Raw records
================
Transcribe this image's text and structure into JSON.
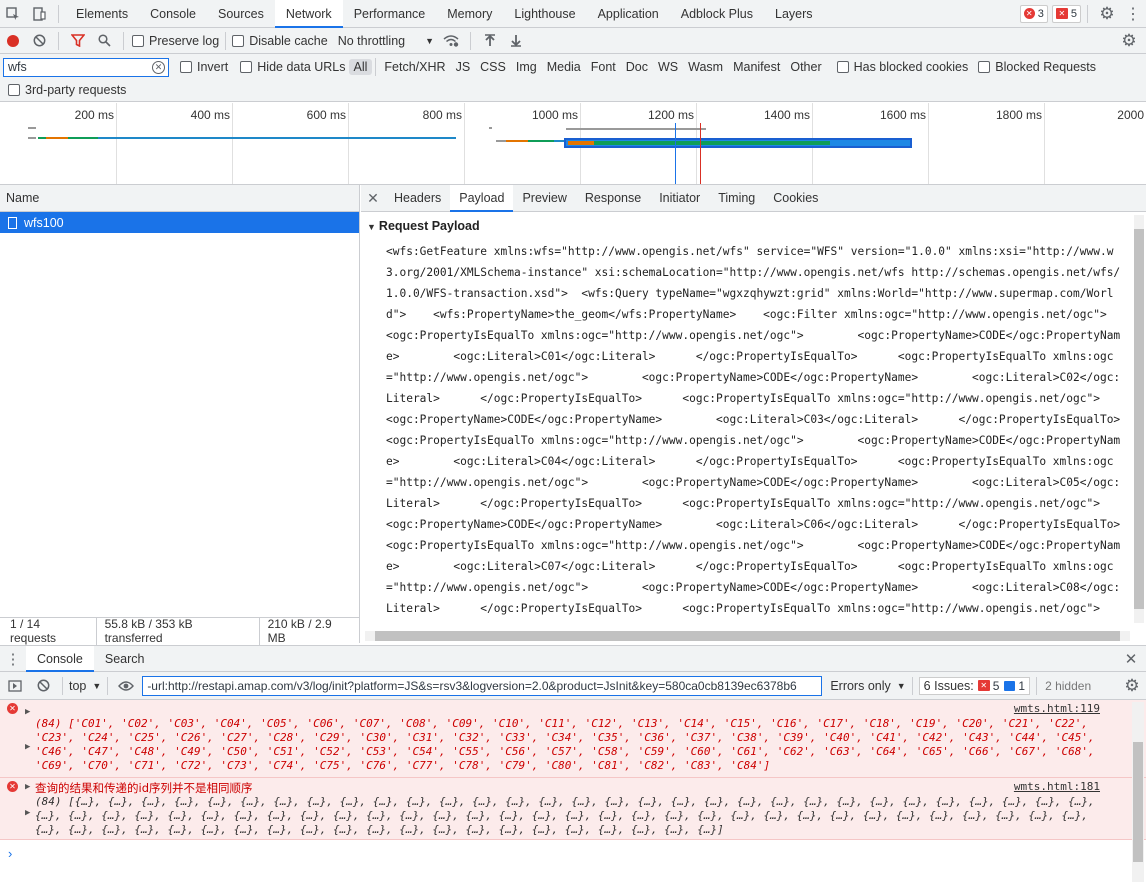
{
  "tabs": [
    "Elements",
    "Console",
    "Sources",
    "Network",
    "Performance",
    "Memory",
    "Lighthouse",
    "Application",
    "Adblock Plus",
    "Layers"
  ],
  "badges": {
    "errors": "3",
    "issues": "5"
  },
  "toolbar": {
    "preserve_log": "Preserve log",
    "disable_cache": "Disable cache",
    "throttling": "No throttling"
  },
  "filter": {
    "value": "wfs",
    "invert": "Invert",
    "hide_data_urls": "Hide data URLs",
    "types": [
      "All",
      "Fetch/XHR",
      "JS",
      "CSS",
      "Img",
      "Media",
      "Font",
      "Doc",
      "WS",
      "Wasm",
      "Manifest",
      "Other"
    ],
    "blocked_cookies": "Has blocked cookies",
    "blocked_requests": "Blocked Requests",
    "third_party": "3rd-party requests"
  },
  "overview": {
    "ticks": [
      "200 ms",
      "400 ms",
      "600 ms",
      "800 ms",
      "1000 ms",
      "1200 ms",
      "1400 ms",
      "1600 ms",
      "1800 ms",
      "2000"
    ]
  },
  "requests": {
    "header": "Name",
    "items": [
      "wfs100"
    ]
  },
  "status": {
    "count": "1 / 14 requests",
    "transferred": "55.8 kB / 353 kB transferred",
    "resources": "210 kB / 2.9 MB"
  },
  "detail": {
    "tabs": [
      "Headers",
      "Payload",
      "Preview",
      "Response",
      "Initiator",
      "Timing",
      "Cookies"
    ],
    "payload_title": "Request Payload",
    "payload": "<wfs:GetFeature xmlns:wfs=\"http://www.opengis.net/wfs\" service=\"WFS\" version=\"1.0.0\" xmlns:xsi=\"http://www.w3.org/2001/XMLSchema-instance\" xsi:schemaLocation=\"http://www.opengis.net/wfs http://schemas.opengis.net/wfs/1.0.0/WFS-transaction.xsd\">  <wfs:Query typeName=\"wgxzqhywzt:grid\" xmlns:World=\"http://www.supermap.com/World\">    <wfs:PropertyName>the_geom</wfs:PropertyName>    <ogc:Filter xmlns:ogc=\"http://www.opengis.net/ogc\">      <ogc:PropertyIsEqualTo xmlns:ogc=\"http://www.opengis.net/ogc\">        <ogc:PropertyName>CODE</ogc:PropertyName>        <ogc:Literal>C01</ogc:Literal>      </ogc:PropertyIsEqualTo>      <ogc:PropertyIsEqualTo xmlns:ogc=\"http://www.opengis.net/ogc\">        <ogc:PropertyName>CODE</ogc:PropertyName>        <ogc:Literal>C02</ogc:Literal>      </ogc:PropertyIsEqualTo>      <ogc:PropertyIsEqualTo xmlns:ogc=\"http://www.opengis.net/ogc\">        <ogc:PropertyName>CODE</ogc:PropertyName>        <ogc:Literal>C03</ogc:Literal>      </ogc:PropertyIsEqualTo>      <ogc:PropertyIsEqualTo xmlns:ogc=\"http://www.opengis.net/ogc\">        <ogc:PropertyName>CODE</ogc:PropertyName>        <ogc:Literal>C04</ogc:Literal>      </ogc:PropertyIsEqualTo>      <ogc:PropertyIsEqualTo xmlns:ogc=\"http://www.opengis.net/ogc\">        <ogc:PropertyName>CODE</ogc:PropertyName>        <ogc:Literal>C05</ogc:Literal>      </ogc:PropertyIsEqualTo>      <ogc:PropertyIsEqualTo xmlns:ogc=\"http://www.opengis.net/ogc\">        <ogc:PropertyName>CODE</ogc:PropertyName>        <ogc:Literal>C06</ogc:Literal>      </ogc:PropertyIsEqualTo>      <ogc:PropertyIsEqualTo xmlns:ogc=\"http://www.opengis.net/ogc\">        <ogc:PropertyName>CODE</ogc:PropertyName>        <ogc:Literal>C07</ogc:Literal>      </ogc:PropertyIsEqualTo>      <ogc:PropertyIsEqualTo xmlns:ogc=\"http://www.opengis.net/ogc\">        <ogc:PropertyName>CODE</ogc:PropertyName>        <ogc:Literal>C08</ogc:Literal>      </ogc:PropertyIsEqualTo>      <ogc:PropertyIsEqualTo xmlns:ogc=\"http://www.opengis.net/ogc\">        <ogc:PropertyName>CODE</ogc:PropertyName>"
  },
  "drawer": {
    "tabs": [
      "Console",
      "Search"
    ]
  },
  "console": {
    "context": "top",
    "filter": "-url:http://restapi.amap.com/v3/log/init?platform=JS&s=rsv3&logversion=2.0&product=JsInit&key=580ca0cb8139ec6378b6",
    "levels": "Errors only",
    "issues_label": "6 Issues:",
    "issues_err": "5",
    "issues_info": "1",
    "hidden": "2 hidden",
    "messages": [
      {
        "source": "wmts.html:119",
        "text": "(84) ['C01', 'C02', 'C03', 'C04', 'C05', 'C06', 'C07', 'C08', 'C09', 'C10', 'C11', 'C12', 'C13', 'C14', 'C15', 'C16', 'C17', 'C18', 'C19', 'C20', 'C21', 'C22', 'C23', 'C24', 'C25', 'C26', 'C27', 'C28', 'C29', 'C30', 'C31', 'C32', 'C33', 'C34', 'C35', 'C36', 'C37', 'C38', 'C39', 'C40', 'C41', 'C42', 'C43', 'C44', 'C45', 'C46', 'C47', 'C48', 'C49', 'C50', 'C51', 'C52', 'C53', 'C54', 'C55', 'C56', 'C57', 'C58', 'C59', 'C60', 'C61', 'C62', 'C63', 'C64', 'C65', 'C66', 'C67', 'C68', 'C69', 'C70', 'C71', 'C72', 'C73', 'C74', 'C75', 'C76', 'C77', 'C78', 'C79', 'C80', 'C81', 'C82', 'C83', 'C84']"
      },
      {
        "source": "wmts.html:181",
        "title": "查询的结果和传递的id序列并不是相同顺序",
        "text": "(84) [{…}, {…}, {…}, {…}, {…}, {…}, {…}, {…}, {…}, {…}, {…}, {…}, {…}, {…}, {…}, {…}, {…}, {…}, {…}, {…}, {…}, {…}, {…}, {…}, {…}, {…}, {…}, {…}, {…}, {…}, {…}, {…}, {…}, {…}, {…}, {…}, {…}, {…}, {…}, {…}, {…}, {…}, {…}, {…}, {…}, {…}, {…}, {…}, {…}, {…}, {…}, {…}, {…}, {…}, {…}, {…}, {…}, {…}, {…}, {…}, {…}, {…}, {…}, {…}, {…}, {…}, {…}, {…}, {…}, {…}, {…}, {…}, {…}, {…}, {…}, {…}, {…}, {…}, {…}, {…}, {…}, {…}, {…}, {…}]"
      }
    ]
  }
}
================
> [Work instructions]
Without the pictures, write out the whole listing above exactly as it appears.

> [Response to this task]
Transcribe this image's text and structure into JSON.
{
  "tabs": [
    "Elements",
    "Console",
    "Sources",
    "Network",
    "Performance",
    "Memory",
    "Lighthouse",
    "Application",
    "Adblock Plus",
    "Layers"
  ],
  "badges": {
    "errors": "3",
    "issues": "5"
  },
  "toolbar": {
    "preserve_log": "Preserve log",
    "disable_cache": "Disable cache",
    "throttling": "No throttling"
  },
  "filter": {
    "value": "wfs",
    "invert": "Invert",
    "hide_data_urls": "Hide data URLs",
    "types": [
      "All",
      "Fetch/XHR",
      "JS",
      "CSS",
      "Img",
      "Media",
      "Font",
      "Doc",
      "WS",
      "Wasm",
      "Manifest",
      "Other"
    ],
    "blocked_cookies": "Has blocked cookies",
    "blocked_requests": "Blocked Requests",
    "third_party": "3rd-party requests"
  },
  "overview": {
    "ticks": [
      "200 ms",
      "400 ms",
      "600 ms",
      "800 ms",
      "1000 ms",
      "1200 ms",
      "1400 ms",
      "1600 ms",
      "1800 ms",
      "2000"
    ]
  },
  "requests": {
    "header": "Name",
    "items": [
      "wfs100"
    ]
  },
  "status": {
    "count": "1 / 14 requests",
    "transferred": "55.8 kB / 353 kB transferred",
    "resources": "210 kB / 2.9 MB"
  },
  "detail": {
    "tabs": [
      "Headers",
      "Payload",
      "Preview",
      "Response",
      "Initiator",
      "Timing",
      "Cookies"
    ],
    "payload_title": "Request Payload",
    "payload": "<wfs:GetFeature xmlns:wfs=\"http://www.opengis.net/wfs\" service=\"WFS\" version=\"1.0.0\" xmlns:xsi=\"http://www.w3.org/2001/XMLSchema-instance\" xsi:schemaLocation=\"http://www.opengis.net/wfs http://schemas.opengis.net/wfs/1.0.0/WFS-transaction.xsd\">  <wfs:Query typeName=\"wgxzqhywzt:grid\" xmlns:World=\"http://www.supermap.com/World\">    <wfs:PropertyName>the_geom</wfs:PropertyName>    <ogc:Filter xmlns:ogc=\"http://www.opengis.net/ogc\">      <ogc:PropertyIsEqualTo xmlns:ogc=\"http://www.opengis.net/ogc\">        <ogc:PropertyName>CODE</ogc:PropertyName>        <ogc:Literal>C01</ogc:Literal>      </ogc:PropertyIsEqualTo>      <ogc:PropertyIsEqualTo xmlns:ogc=\"http://www.opengis.net/ogc\">        <ogc:PropertyName>CODE</ogc:PropertyName>        <ogc:Literal>C02</ogc:Literal>      </ogc:PropertyIsEqualTo>      <ogc:PropertyIsEqualTo xmlns:ogc=\"http://www.opengis.net/ogc\">        <ogc:PropertyName>CODE</ogc:PropertyName>        <ogc:Literal>C03</ogc:Literal>      </ogc:PropertyIsEqualTo>      <ogc:PropertyIsEqualTo xmlns:ogc=\"http://www.opengis.net/ogc\">        <ogc:PropertyName>CODE</ogc:PropertyName>        <ogc:Literal>C04</ogc:Literal>      </ogc:PropertyIsEqualTo>      <ogc:PropertyIsEqualTo xmlns:ogc=\"http://www.opengis.net/ogc\">        <ogc:PropertyName>CODE</ogc:PropertyName>        <ogc:Literal>C05</ogc:Literal>      </ogc:PropertyIsEqualTo>      <ogc:PropertyIsEqualTo xmlns:ogc=\"http://www.opengis.net/ogc\">        <ogc:PropertyName>CODE</ogc:PropertyName>        <ogc:Literal>C06</ogc:Literal>      </ogc:PropertyIsEqualTo>      <ogc:PropertyIsEqualTo xmlns:ogc=\"http://www.opengis.net/ogc\">        <ogc:PropertyName>CODE</ogc:PropertyName>        <ogc:Literal>C07</ogc:Literal>      </ogc:PropertyIsEqualTo>      <ogc:PropertyIsEqualTo xmlns:ogc=\"http://www.opengis.net/ogc\">        <ogc:PropertyName>CODE</ogc:PropertyName>        <ogc:Literal>C08</ogc:Literal>      </ogc:PropertyIsEqualTo>      <ogc:PropertyIsEqualTo xmlns:ogc=\"http://www.opengis.net/ogc\">        <ogc:PropertyName>CODE</ogc:PropertyName>"
  },
  "drawer": {
    "tabs": [
      "Console",
      "Search"
    ]
  },
  "console": {
    "context": "top",
    "filter": "-url:http://restapi.amap.com/v3/log/init?platform=JS&s=rsv3&logversion=2.0&product=JsInit&key=580ca0cb8139ec6378b6",
    "levels": "Errors only",
    "issues_label": "6 Issues:",
    "issues_err": "5",
    "issues_info": "1",
    "hidden": "2 hidden",
    "messages": [
      {
        "source": "wmts.html:119",
        "text": "(84) ['C01', 'C02', 'C03', 'C04', 'C05', 'C06', 'C07', 'C08', 'C09', 'C10', 'C11', 'C12', 'C13', 'C14', 'C15', 'C16', 'C17', 'C18', 'C19', 'C20', 'C21', 'C22', 'C23', 'C24', 'C25', 'C26', 'C27', 'C28', 'C29', 'C30', 'C31', 'C32', 'C33', 'C34', 'C35', 'C36', 'C37', 'C38', 'C39', 'C40', 'C41', 'C42', 'C43', 'C44', 'C45', 'C46', 'C47', 'C48', 'C49', 'C50', 'C51', 'C52', 'C53', 'C54', 'C55', 'C56', 'C57', 'C58', 'C59', 'C60', 'C61', 'C62', 'C63', 'C64', 'C65', 'C66', 'C67', 'C68', 'C69', 'C70', 'C71', 'C72', 'C73', 'C74', 'C75', 'C76', 'C77', 'C78', 'C79', 'C80', 'C81', 'C82', 'C83', 'C84']"
      },
      {
        "source": "wmts.html:181",
        "title": "查询的结果和传递的id序列并不是相同顺序",
        "text": "(84) [{…}, {…}, {…}, {…}, {…}, {…}, {…}, {…}, {…}, {…}, {…}, {…}, {…}, {…}, {…}, {…}, {…}, {…}, {…}, {…}, {…}, {…}, {…}, {…}, {…}, {…}, {…}, {…}, {…}, {…}, {…}, {…}, {…}, {…}, {…}, {…}, {…}, {…}, {…}, {…}, {…}, {…}, {…}, {…}, {…}, {…}, {…}, {…}, {…}, {…}, {…}, {…}, {…}, {…}, {…}, {…}, {…}, {…}, {…}, {…}, {…}, {…}, {…}, {…}, {…}, {…}, {…}, {…}, {…}, {…}, {…}, {…}, {…}, {…}, {…}, {…}, {…}, {…}, {…}, {…}, {…}, {…}, {…}, {…}]"
      }
    ]
  }
}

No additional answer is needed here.